- EXERCISE OBJECTIVE: Tally how many lines hold the string "value". Your reply should be that number alone.

"""

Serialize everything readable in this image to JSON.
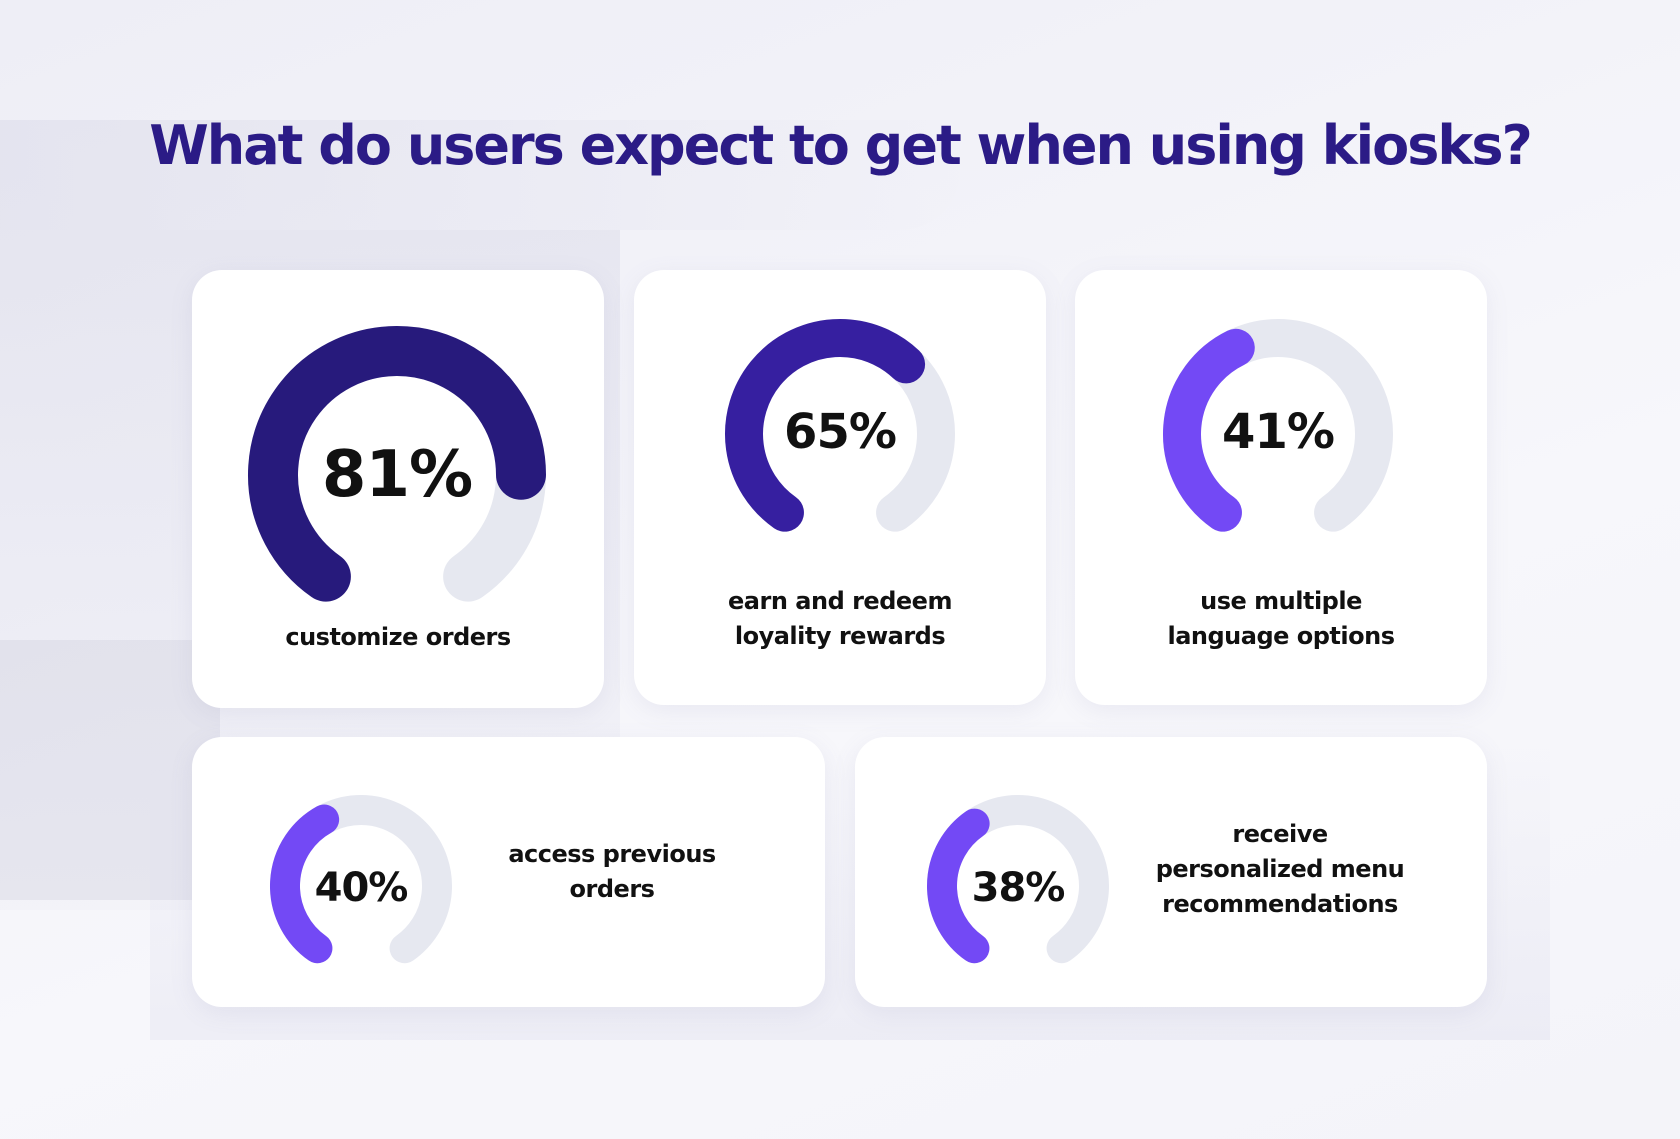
{
  "title": "What do users expect to get when using kiosks?",
  "colors": {
    "title": "#2b1b86",
    "track": "#e6e8f0",
    "dark_navy": "#271a7c",
    "indigo": "#361fa0",
    "violet": "#7349f5"
  },
  "chart_data": {
    "type": "gauge",
    "title": "What do users expect to get when using kiosks?",
    "max": 100,
    "unit": "%",
    "items": [
      {
        "label": "81%",
        "value": 81,
        "caption": [
          "customize orders"
        ],
        "color": "#271a7c"
      },
      {
        "label": "65%",
        "value": 65,
        "caption": [
          "earn and redeem",
          "loyality rewards"
        ],
        "color": "#361fa0"
      },
      {
        "label": "41%",
        "value": 41,
        "caption": [
          "use multiple",
          "language options"
        ],
        "color": "#7349f5"
      },
      {
        "label": "40%",
        "value": 40,
        "caption": [
          "access previous",
          "orders"
        ],
        "color": "#7349f5"
      },
      {
        "label": "38%",
        "value": 38,
        "caption": [
          "receive",
          "personalized menu",
          "recommendations"
        ],
        "color": "#7349f5"
      }
    ]
  }
}
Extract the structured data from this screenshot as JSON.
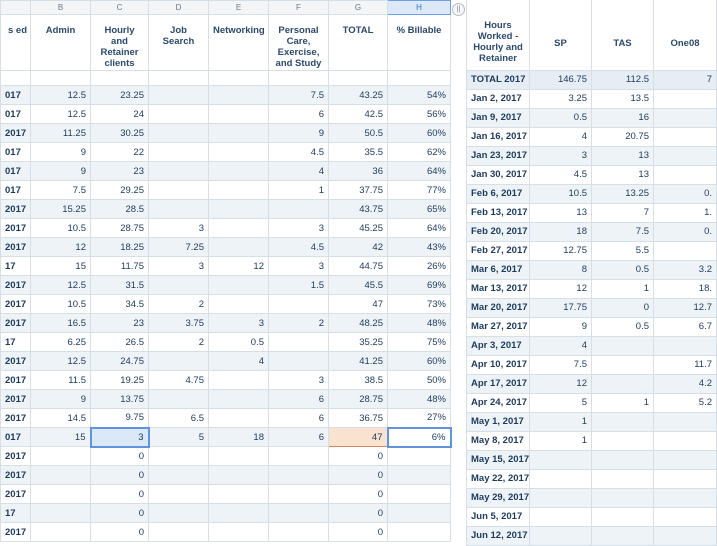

"""

- FINISHED TASK: 5